• EXTRAIT DU TEXTE:
____
Carretera Austral – Ruta 7

14/02/17

Départ de Futaleufu vers 11 h sous un ciel magnifique et une chaleur montante. De nouveau 75 km de piste dégueu mais toujours ce paysage enchanteur qui me fait vite oublier les vibrations incessantes provoquées par l’état du chemin.

 

 

J’ai maintenant un comparse allemand aussi fan de piste que moi ; cela nous vaut des discussions interminables sur nos préférences de conduite pendant nos pauses déjeuner (manjar pour moi, saucisse pour lui…).

Retour à l’asphalte et à la Carretera Austral. Un petit signe de compassion aux auto-stoppeurs à la recherche d’ombre et nous voici relancés sur cette route mythique. Direction Coyhaique à environ 400 bornes de là.

Le goudron nous lâche après seulement 40 bornes. Nos 160 km suivants se feront sur piste.

Gravillonneuse et glissante, sableuse et molle, rocailleuse et déportante, boueuse et pleine d’ornières, succession de tôle ondulée et de nids de poule (voire de trous béants…), poussiéreuse et aveuglante, la ruta 7 et tous ses pièges exigent une concentration maximum au guidon ; c’est épuisant mais cela satisfait pleinement mes attentes techniques.
____
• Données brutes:

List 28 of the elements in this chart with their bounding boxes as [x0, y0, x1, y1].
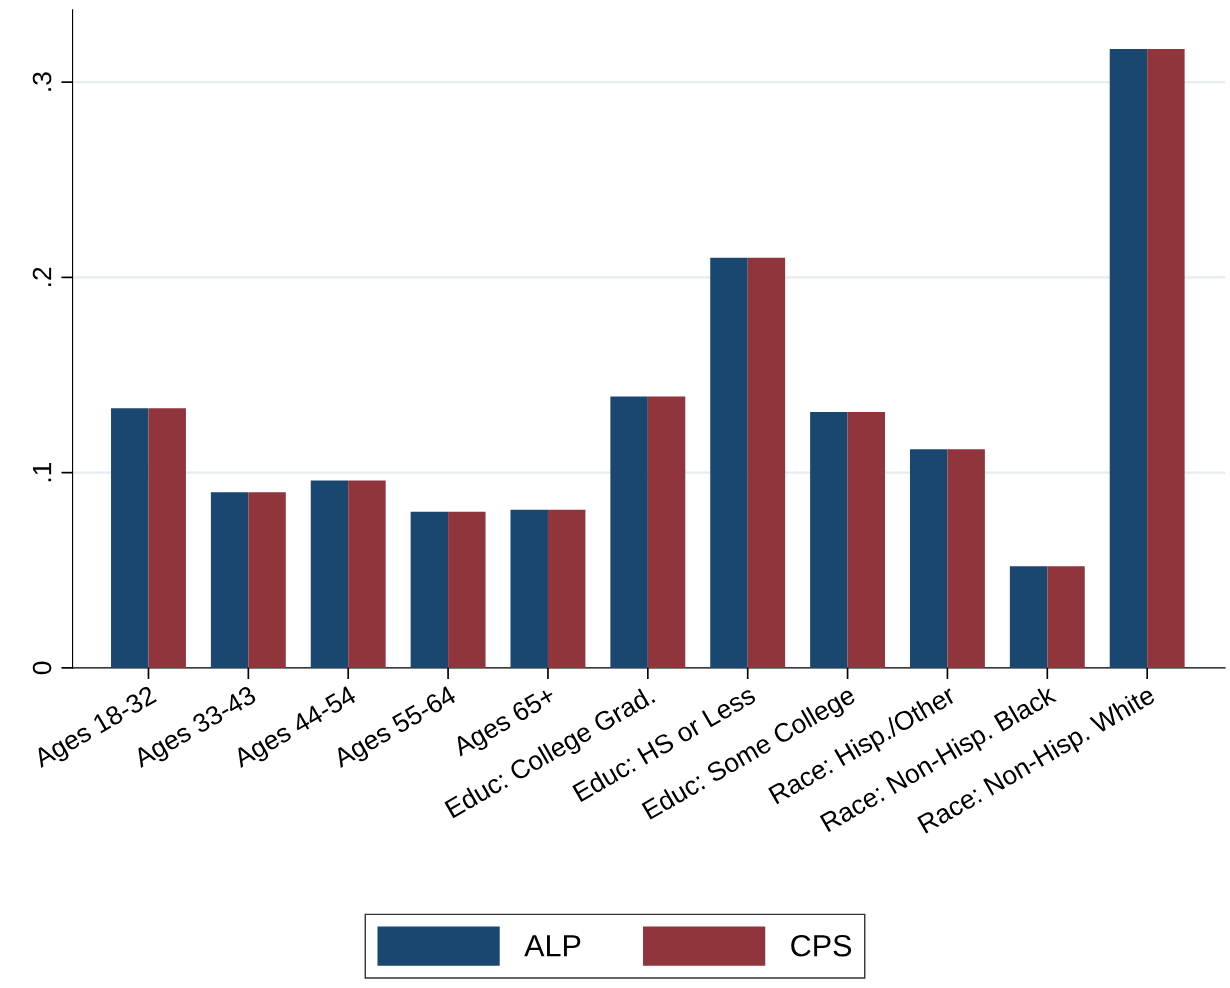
bar — [210, 492, 249, 668]
y-tick-label: .2 — [32, 267, 52, 286]
bar — [148, 408, 186, 668]
bar — [510, 509, 548, 668]
bar — [1109, 48, 1148, 668]
legend-label: CPS — [791, 934, 852, 957]
bar — [947, 449, 985, 668]
y-tick-label: 0 — [32, 661, 52, 675]
bar — [1147, 48, 1185, 668]
bar — [111, 408, 149, 668]
bar — [348, 480, 386, 668]
y-tick-label: .3 — [32, 72, 52, 91]
bar — [248, 492, 286, 668]
y-tick-label: .1 — [32, 462, 52, 482]
bar — [909, 449, 948, 668]
legend-label: ALP — [524, 935, 581, 957]
bar — [610, 396, 648, 668]
bar — [448, 511, 486, 668]
bar — [1009, 566, 1048, 668]
bar — [410, 511, 449, 668]
bar — [747, 257, 786, 668]
bar — [1047, 566, 1085, 668]
bar — [810, 412, 848, 668]
bar — [310, 480, 349, 668]
bar — [847, 412, 886, 668]
bar — [647, 396, 686, 668]
bar — [710, 257, 748, 668]
bar — [547, 509, 586, 668]
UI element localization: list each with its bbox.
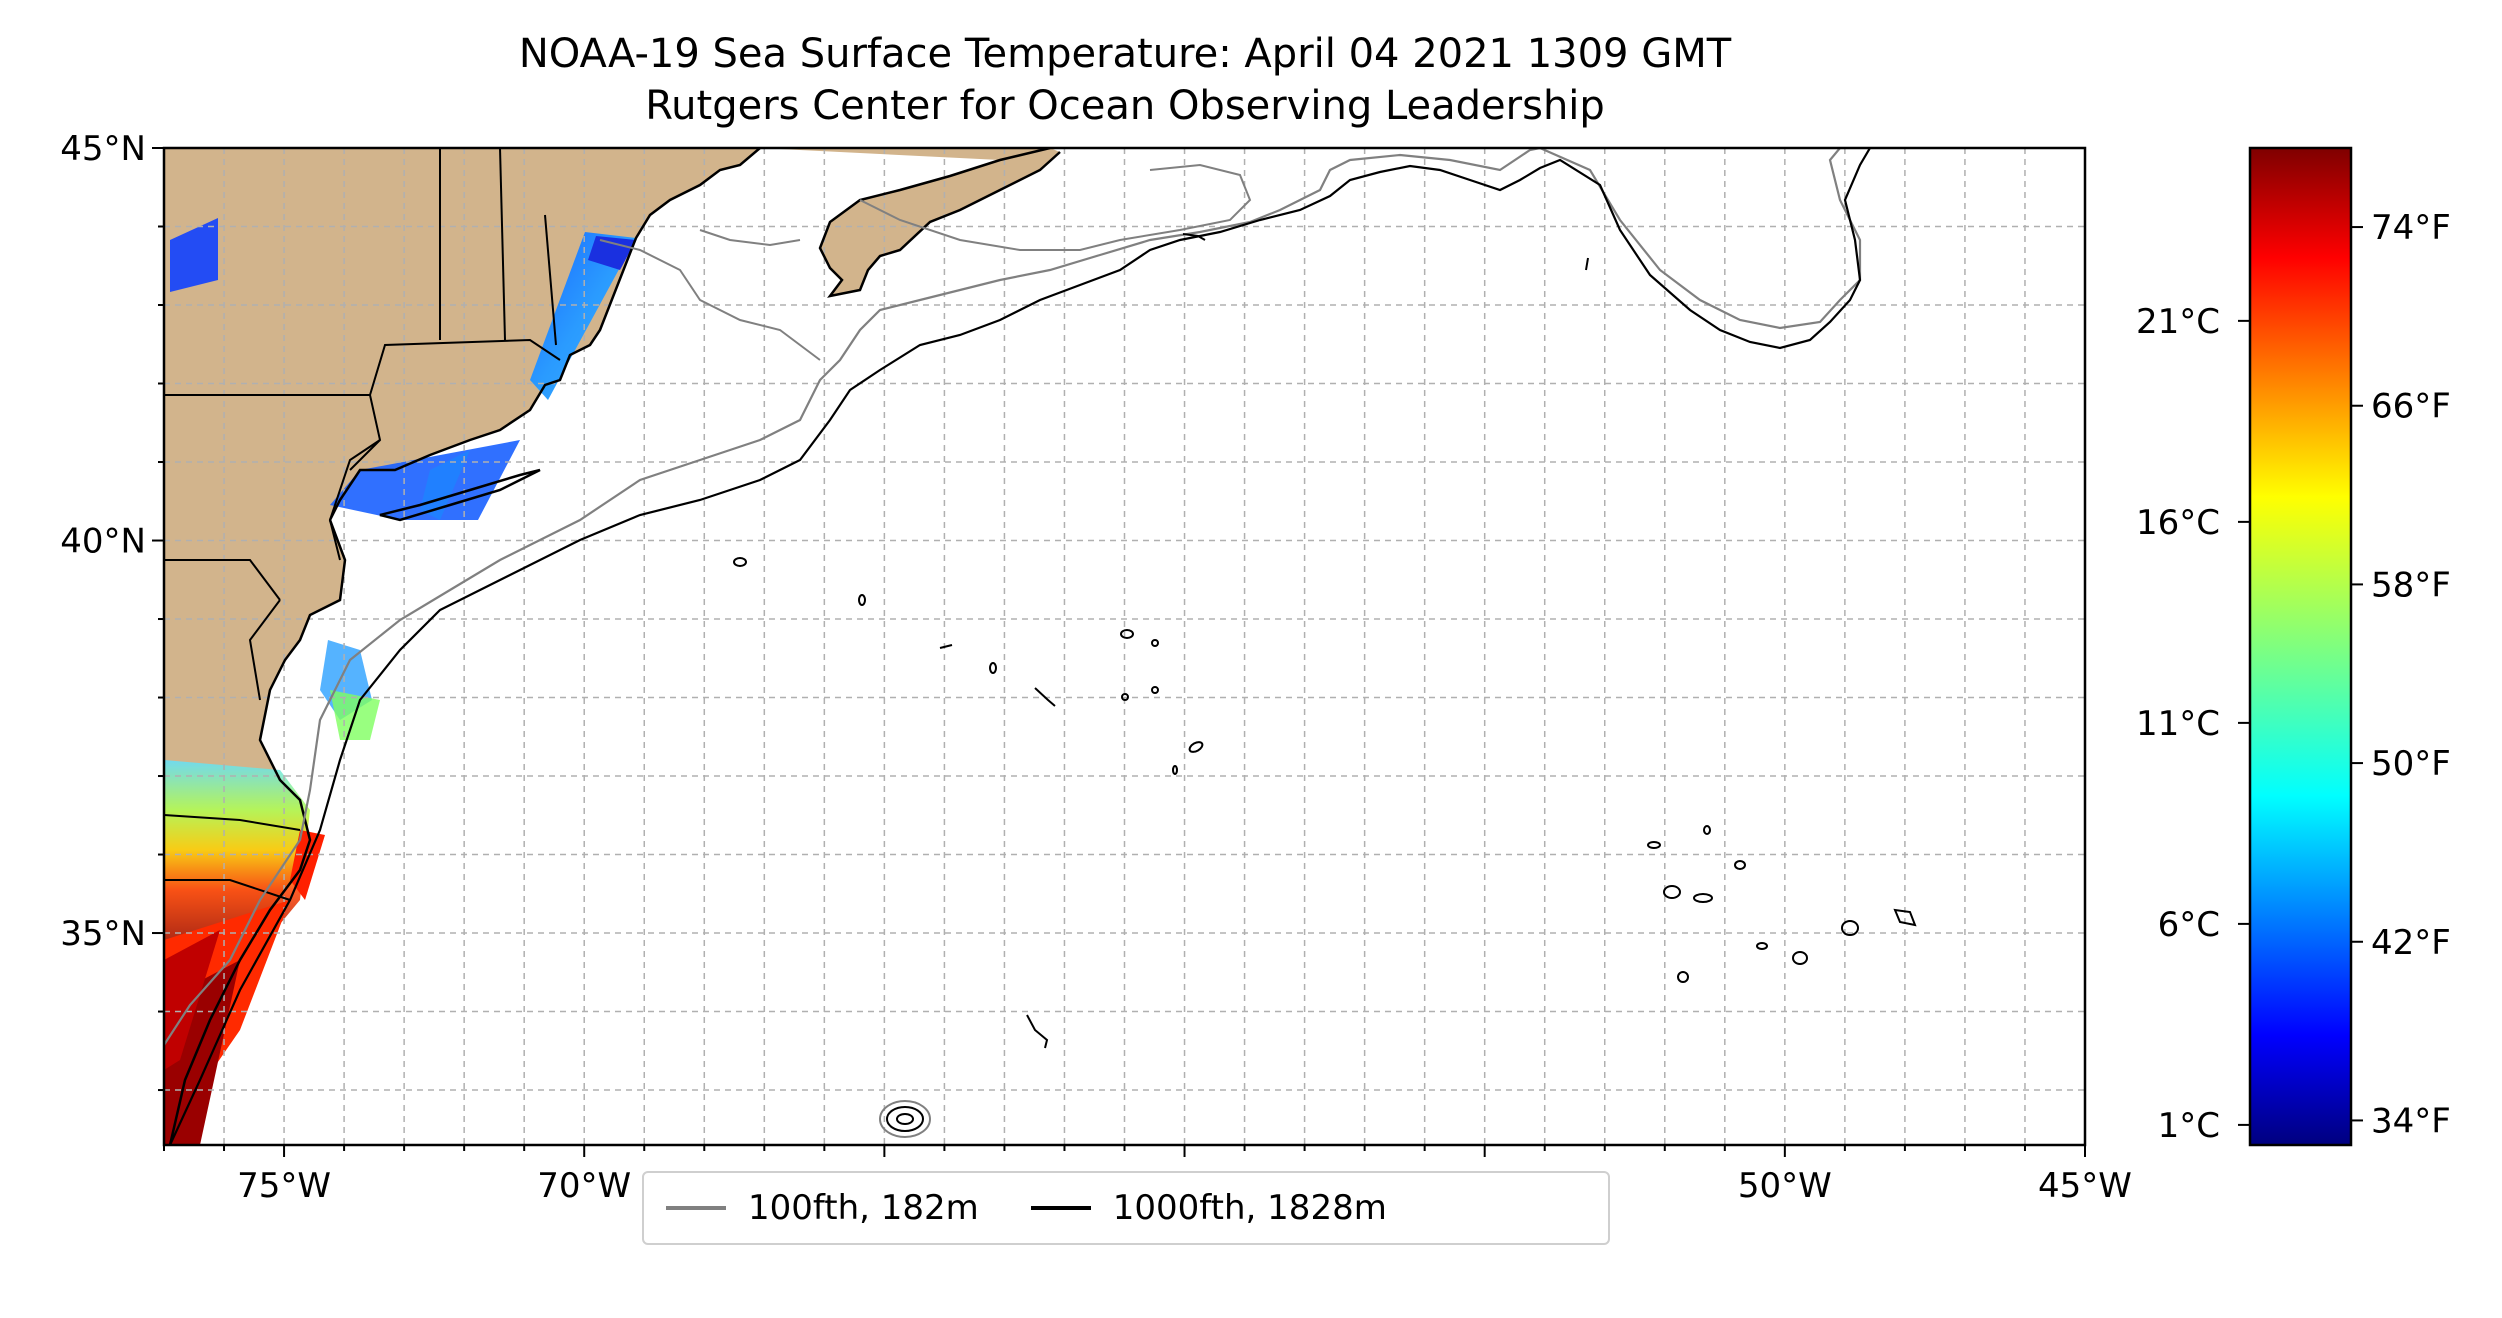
colorbar-label-celsius: 6°C [2158, 905, 2220, 945]
coastline-mid-atlantic [168, 519, 347, 1145]
x-tick-label: 70°W [537, 1166, 631, 1206]
contour-100fth-gulf-of-maine [599, 163, 1252, 361]
colorbar-label-fahrenheit: 66°F [2371, 387, 2451, 427]
legend-label-100fth: 100fth, 182m [748, 1188, 979, 1228]
state-boundaries [164, 148, 561, 901]
x-tick-label: 75°W [237, 1166, 331, 1206]
land-mass-north [164, 148, 1050, 1145]
legend: 100fth, 182m 1000fth, 1828m [642, 1171, 1610, 1245]
y-axis: 45°N 40°N 35°N [60, 129, 164, 1092]
colorbar-label-fahrenheit: 42°F [2371, 923, 2451, 963]
long-island [379, 468, 541, 522]
legend-item-1000fth: 1000fth, 1828m [1030, 1188, 1387, 1228]
land-mass-nova-scotia [820, 148, 1060, 290]
legend-item-100fth: 100fth, 182m [666, 1188, 979, 1228]
colorbar-label-fahrenheit: 58°F [2371, 565, 2451, 605]
colorbar-label-celsius: 1°C [2158, 1106, 2220, 1146]
contour-100fth-newfoundland [1539, 148, 1862, 330]
colorbar-label-celsius: 21°C [2136, 302, 2220, 342]
map-plot-area [164, 148, 2085, 1145]
legend-swatch-100fth [666, 1206, 726, 1210]
colorbar: 21°C 16°C 11°C 6°C 1°C 74°F 66°F 58°F 50°F 42°F 3… [2136, 146, 2451, 1147]
x-tick-label: 45°W [2038, 1166, 2132, 1206]
coastline-new-england [328, 148, 761, 521]
coastline [818, 148, 1061, 298]
y-tick-label: 45°N [60, 129, 146, 169]
title-line-1: NOAA-19 Sea Surface Temperature: April 0… [518, 31, 1732, 77]
colorbar-label-celsius: 16°C [2136, 503, 2220, 543]
seamounts [733, 233, 1917, 1132]
colorbar-label-celsius: 11°C [2136, 704, 2220, 744]
contour-100fth [164, 148, 1541, 1046]
colorbar-gradient [2250, 148, 2351, 1145]
y-tick-label: 35°N [60, 914, 146, 954]
colorbar-label-fahrenheit: 50°F [2371, 744, 2451, 784]
title-line-2: Rutgers Center for Ocean Observing Leade… [645, 83, 1605, 129]
contour-1000fth [169, 148, 1871, 1145]
chart-title: NOAA-19 Sea Surface Temperature: April 0… [0, 28, 2250, 132]
legend-label-1000fth: 1000fth, 1828m [1112, 1188, 1387, 1228]
seamounts-grey [879, 1100, 931, 1138]
legend-swatch-1000fth [1030, 1206, 1091, 1210]
x-tick-label: 50°W [1738, 1166, 1832, 1206]
colorbar-frame [2248, 146, 2353, 1147]
colorbar-label-fahrenheit: 34°F [2371, 1101, 2451, 1141]
colorbar-label-fahrenheit: 74°F [2371, 208, 2451, 248]
y-tick-label: 40°N [60, 522, 146, 562]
____
• VOTRE MISSION: D'après le récit sur la Carretera Austral, qu'est-ce qui fait vite oublier les vibrations incessantes sur les 75 km de piste, et d'où viennent ces vibrations ? Répondez en une à trois phrases. Ce matériel est indépendant du texte.

• RÉPONSE ATTENDUE: C'est le paysage enchanteur qui fait vite oublier les vibrations incessantes. Ces vibrations viennent du mauvais état du chemin.